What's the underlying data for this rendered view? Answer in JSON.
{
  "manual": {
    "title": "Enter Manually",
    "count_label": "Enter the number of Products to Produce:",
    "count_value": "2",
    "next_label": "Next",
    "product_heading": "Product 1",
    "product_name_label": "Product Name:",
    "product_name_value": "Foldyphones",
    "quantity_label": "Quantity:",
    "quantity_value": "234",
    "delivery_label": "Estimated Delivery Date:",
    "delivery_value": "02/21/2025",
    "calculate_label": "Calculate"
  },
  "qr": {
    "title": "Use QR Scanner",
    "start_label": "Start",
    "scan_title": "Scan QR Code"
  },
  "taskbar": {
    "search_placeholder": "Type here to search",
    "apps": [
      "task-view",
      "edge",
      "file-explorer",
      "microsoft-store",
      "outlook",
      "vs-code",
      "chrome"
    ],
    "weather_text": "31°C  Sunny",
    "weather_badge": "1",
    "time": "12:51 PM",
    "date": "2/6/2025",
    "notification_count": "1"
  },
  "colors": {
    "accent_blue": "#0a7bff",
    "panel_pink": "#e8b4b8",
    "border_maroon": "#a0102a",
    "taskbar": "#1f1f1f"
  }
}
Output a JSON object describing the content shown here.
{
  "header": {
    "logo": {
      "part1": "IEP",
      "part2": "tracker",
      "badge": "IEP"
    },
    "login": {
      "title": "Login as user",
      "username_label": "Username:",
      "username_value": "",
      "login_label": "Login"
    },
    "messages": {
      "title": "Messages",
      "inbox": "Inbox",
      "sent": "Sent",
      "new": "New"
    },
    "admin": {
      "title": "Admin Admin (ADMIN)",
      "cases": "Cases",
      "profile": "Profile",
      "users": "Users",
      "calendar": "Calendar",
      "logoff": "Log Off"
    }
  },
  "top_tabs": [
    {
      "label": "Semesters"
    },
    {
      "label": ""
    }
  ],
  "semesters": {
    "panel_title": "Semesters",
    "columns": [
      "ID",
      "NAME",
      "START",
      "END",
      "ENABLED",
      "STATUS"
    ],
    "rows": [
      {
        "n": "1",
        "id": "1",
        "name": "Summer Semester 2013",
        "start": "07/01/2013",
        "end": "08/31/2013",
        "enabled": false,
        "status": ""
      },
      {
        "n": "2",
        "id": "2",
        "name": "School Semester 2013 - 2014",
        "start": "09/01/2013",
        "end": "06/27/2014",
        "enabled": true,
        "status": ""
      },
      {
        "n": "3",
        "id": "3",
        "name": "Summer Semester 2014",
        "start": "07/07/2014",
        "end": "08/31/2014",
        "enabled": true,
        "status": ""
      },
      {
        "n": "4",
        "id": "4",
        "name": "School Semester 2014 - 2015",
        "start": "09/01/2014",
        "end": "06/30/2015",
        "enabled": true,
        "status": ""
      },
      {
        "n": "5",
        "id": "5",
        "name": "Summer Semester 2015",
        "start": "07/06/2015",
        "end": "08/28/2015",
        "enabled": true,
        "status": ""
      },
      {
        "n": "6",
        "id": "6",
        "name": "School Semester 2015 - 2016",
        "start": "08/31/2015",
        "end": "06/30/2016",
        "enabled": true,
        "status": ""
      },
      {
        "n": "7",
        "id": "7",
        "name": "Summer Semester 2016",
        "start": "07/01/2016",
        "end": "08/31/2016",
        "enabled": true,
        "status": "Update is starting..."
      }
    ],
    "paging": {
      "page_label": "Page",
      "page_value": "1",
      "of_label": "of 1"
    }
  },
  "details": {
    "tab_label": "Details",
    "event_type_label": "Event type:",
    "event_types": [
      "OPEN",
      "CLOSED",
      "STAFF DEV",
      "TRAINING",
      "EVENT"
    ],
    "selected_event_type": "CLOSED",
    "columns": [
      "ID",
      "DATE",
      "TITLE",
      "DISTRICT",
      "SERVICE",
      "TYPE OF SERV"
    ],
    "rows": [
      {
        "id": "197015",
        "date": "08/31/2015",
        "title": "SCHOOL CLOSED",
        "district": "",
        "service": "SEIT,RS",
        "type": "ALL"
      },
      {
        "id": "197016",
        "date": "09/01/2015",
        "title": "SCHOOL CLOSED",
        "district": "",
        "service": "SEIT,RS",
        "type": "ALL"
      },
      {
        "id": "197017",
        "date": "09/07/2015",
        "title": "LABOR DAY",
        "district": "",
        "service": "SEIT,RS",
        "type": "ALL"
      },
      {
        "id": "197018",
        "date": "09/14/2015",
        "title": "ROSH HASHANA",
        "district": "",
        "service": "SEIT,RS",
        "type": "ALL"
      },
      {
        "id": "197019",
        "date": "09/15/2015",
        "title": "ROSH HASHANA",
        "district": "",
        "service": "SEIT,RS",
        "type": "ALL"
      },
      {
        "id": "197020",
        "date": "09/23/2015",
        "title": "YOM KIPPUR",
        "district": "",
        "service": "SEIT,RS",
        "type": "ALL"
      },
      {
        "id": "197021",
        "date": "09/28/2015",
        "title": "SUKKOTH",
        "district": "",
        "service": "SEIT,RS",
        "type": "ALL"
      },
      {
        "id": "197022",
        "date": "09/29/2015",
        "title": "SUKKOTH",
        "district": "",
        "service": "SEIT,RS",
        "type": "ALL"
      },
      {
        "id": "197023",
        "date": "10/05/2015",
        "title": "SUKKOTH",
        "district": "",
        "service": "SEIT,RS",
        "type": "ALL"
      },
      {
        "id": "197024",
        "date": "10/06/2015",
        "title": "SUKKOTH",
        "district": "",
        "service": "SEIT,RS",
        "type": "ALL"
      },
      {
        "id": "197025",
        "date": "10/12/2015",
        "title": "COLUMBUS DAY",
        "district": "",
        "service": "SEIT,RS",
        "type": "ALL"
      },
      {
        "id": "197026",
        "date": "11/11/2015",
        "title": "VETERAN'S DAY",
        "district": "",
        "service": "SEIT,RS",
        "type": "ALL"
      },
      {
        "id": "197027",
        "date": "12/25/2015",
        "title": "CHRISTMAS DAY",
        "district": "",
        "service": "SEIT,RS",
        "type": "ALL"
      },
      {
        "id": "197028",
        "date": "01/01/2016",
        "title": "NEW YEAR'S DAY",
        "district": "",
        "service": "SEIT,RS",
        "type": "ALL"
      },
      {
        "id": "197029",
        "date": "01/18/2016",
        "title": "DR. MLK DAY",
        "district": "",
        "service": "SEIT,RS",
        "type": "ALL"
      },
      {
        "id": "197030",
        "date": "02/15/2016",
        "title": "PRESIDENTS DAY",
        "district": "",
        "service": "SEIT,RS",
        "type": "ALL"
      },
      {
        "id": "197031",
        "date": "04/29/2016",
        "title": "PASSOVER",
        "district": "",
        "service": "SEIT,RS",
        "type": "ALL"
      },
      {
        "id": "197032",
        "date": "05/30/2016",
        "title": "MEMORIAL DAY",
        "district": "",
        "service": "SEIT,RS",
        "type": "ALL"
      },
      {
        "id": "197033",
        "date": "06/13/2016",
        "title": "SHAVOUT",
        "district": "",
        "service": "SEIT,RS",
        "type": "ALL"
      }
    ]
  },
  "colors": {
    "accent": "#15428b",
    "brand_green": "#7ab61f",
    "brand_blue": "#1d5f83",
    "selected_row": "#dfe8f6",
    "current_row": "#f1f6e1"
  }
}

Task to carry out — Output the whole listing above again, word for word.

Answer to this exercise —
What's the underlying data for this rendered view? Answer in JSON.
{
  "manual": {
    "title": "Enter Manually",
    "count_label": "Enter the number of Products to Produce:",
    "count_value": "2",
    "next_label": "Next",
    "product_heading": "Product 1",
    "product_name_label": "Product Name:",
    "product_name_value": "Foldyphones",
    "quantity_label": "Quantity:",
    "quantity_value": "234",
    "delivery_label": "Estimated Delivery Date:",
    "delivery_value": "02/21/2025",
    "calculate_label": "Calculate"
  },
  "qr": {
    "title": "Use QR Scanner",
    "start_label": "Start",
    "scan_title": "Scan QR Code"
  },
  "taskbar": {
    "search_placeholder": "Type here to search",
    "apps": [
      "task-view",
      "edge",
      "file-explorer",
      "microsoft-store",
      "outlook",
      "vs-code",
      "chrome"
    ],
    "weather_text": "31°C  Sunny",
    "weather_badge": "1",
    "time": "12:51 PM",
    "date": "2/6/2025",
    "notification_count": "1"
  },
  "colors": {
    "accent_blue": "#0a7bff",
    "panel_pink": "#e8b4b8",
    "border_maroon": "#a0102a",
    "taskbar": "#1f1f1f"
  }
}
Output a JSON object describing the content shown here.
{
  "header": {
    "logo": {
      "part1": "IEP",
      "part2": "tracker",
      "badge": "IEP"
    },
    "login": {
      "title": "Login as user",
      "username_label": "Username:",
      "username_value": "",
      "login_label": "Login"
    },
    "messages": {
      "title": "Messages",
      "inbox": "Inbox",
      "sent": "Sent",
      "new": "New"
    },
    "admin": {
      "title": "Admin Admin (ADMIN)",
      "cases": "Cases",
      "profile": "Profile",
      "users": "Users",
      "calendar": "Calendar",
      "logoff": "Log Off"
    }
  },
  "top_tabs": [
    {
      "label": "Semesters"
    },
    {
      "label": ""
    }
  ],
  "semesters": {
    "panel_title": "Semesters",
    "columns": [
      "ID",
      "NAME",
      "START",
      "END",
      "ENABLED",
      "STATUS"
    ],
    "rows": [
      {
        "n": "1",
        "id": "1",
        "name": "Summer Semester 2013",
        "start": "07/01/2013",
        "end": "08/31/2013",
        "enabled": false,
        "status": ""
      },
      {
        "n": "2",
        "id": "2",
        "name": "School Semester 2013 - 2014",
        "start": "09/01/2013",
        "end": "06/27/2014",
        "enabled": true,
        "status": ""
      },
      {
        "n": "3",
        "id": "3",
        "name": "Summer Semester 2014",
        "start": "07/07/2014",
        "end": "08/31/2014",
        "enabled": true,
        "status": ""
      },
      {
        "n": "4",
        "id": "4",
        "name": "School Semester 2014 - 2015",
        "start": "09/01/2014",
        "end": "06/30/2015",
        "enabled": true,
        "status": ""
      },
      {
        "n": "5",
        "id": "5",
        "name": "Summer Semester 2015",
        "start": "07/06/2015",
        "end": "08/28/2015",
        "enabled": true,
        "status": ""
      },
      {
        "n": "6",
        "id": "6",
        "name": "School Semester 2015 - 2016",
        "start": "08/31/2015",
        "end": "06/30/2016",
        "enabled": true,
        "status": ""
      },
      {
        "n": "7",
        "id": "7",
        "name": "Summer Semester 2016",
        "start": "07/01/2016",
        "end": "08/31/2016",
        "enabled": true,
        "status": "Update is starting..."
      }
    ],
    "paging": {
      "page_label": "Page",
      "page_value": "1",
      "of_label": "of 1"
    }
  },
  "details": {
    "tab_label": "Details",
    "event_type_label": "Event type:",
    "event_types": [
      "OPEN",
      "CLOSED",
      "STAFF DEV",
      "TRAINING",
      "EVENT"
    ],
    "selected_event_type": "CLOSED",
    "columns": [
      "ID",
      "DATE",
      "TITLE",
      "DISTRICT",
      "SERVICE",
      "TYPE OF SERV"
    ],
    "rows": [
      {
        "id": "197015",
        "date": "08/31/2015",
        "title": "SCHOOL CLOSED",
        "district": "",
        "service": "SEIT,RS",
        "type": "ALL"
      },
      {
        "id": "197016",
        "date": "09/01/2015",
        "title": "SCHOOL CLOSED",
        "district": "",
        "service": "SEIT,RS",
        "type": "ALL"
      },
      {
        "id": "197017",
        "date": "09/07/2015",
        "title": "LABOR DAY",
        "district": "",
        "service": "SEIT,RS",
        "type": "ALL"
      },
      {
        "id": "197018",
        "date": "09/14/2015",
        "title": "ROSH HASHANA",
        "district": "",
        "service": "SEIT,RS",
        "type": "ALL"
      },
      {
        "id": "197019",
        "date": "09/15/2015",
        "title": "ROSH HASHANA",
        "district": "",
        "service": "SEIT,RS",
        "type": "ALL"
      },
      {
        "id": "197020",
        "date": "09/23/2015",
        "title": "YOM KIPPUR",
        "district": "",
        "service": "SEIT,RS",
        "type": "ALL"
      },
      {
        "id": "197021",
        "date": "09/28/2015",
        "title": "SUKKOTH",
        "district": "",
        "service": "SEIT,RS",
        "type": "ALL"
      },
      {
        "id": "197022",
        "date": "09/29/2015",
        "title": "SUKKOTH",
        "district": "",
        "service": "SEIT,RS",
        "type": "ALL"
      },
      {
        "id": "197023",
        "date": "10/05/2015",
        "title": "SUKKOTH",
        "district": "",
        "service": "SEIT,RS",
        "type": "ALL"
      },
      {
        "id": "197024",
        "date": "10/06/2015",
        "title": "SUKKOTH",
        "district": "",
        "service": "SEIT,RS",
        "type": "ALL"
      },
      {
        "id": "197025",
        "date": "10/12/2015",
        "title": "COLUMBUS DAY",
        "district": "",
        "service": "SEIT,RS",
        "type": "ALL"
      },
      {
        "id": "197026",
        "date": "11/11/2015",
        "title": "VETERAN'S DAY",
        "district": "",
        "service": "SEIT,RS",
        "type": "ALL"
      },
      {
        "id": "197027",
        "date": "12/25/2015",
        "title": "CHRISTMAS DAY",
        "district": "",
        "service": "SEIT,RS",
        "type": "ALL"
      },
      {
        "id": "197028",
        "date": "01/01/2016",
        "title": "NEW YEAR'S DAY",
        "district": "",
        "service": "SEIT,RS",
        "type": "ALL"
      },
      {
        "id": "197029",
        "date": "01/18/2016",
        "title": "DR. MLK DAY",
        "district": "",
        "service": "SEIT,RS",
        "type": "ALL"
      },
      {
        "id": "197030",
        "date": "02/15/2016",
        "title": "PRESIDENTS DAY",
        "district": "",
        "service": "SEIT,RS",
        "type": "ALL"
      },
      {
        "id": "197031",
        "date": "04/29/2016",
        "title": "PASSOVER",
        "district": "",
        "service": "SEIT,RS",
        "type": "ALL"
      },
      {
        "id": "197032",
        "date": "05/30/2016",
        "title": "MEMORIAL DAY",
        "district": "",
        "service": "SEIT,RS",
        "type": "ALL"
      },
      {
        "id": "197033",
        "date": "06/13/2016",
        "title": "SHAVOUT",
        "district": "",
        "service": "SEIT,RS",
        "type": "ALL"
      }
    ]
  },
  "colors": {
    "accent": "#15428b",
    "brand_green": "#7ab61f",
    "brand_blue": "#1d5f83",
    "selected_row": "#dfe8f6",
    "current_row": "#f1f6e1"
  }
}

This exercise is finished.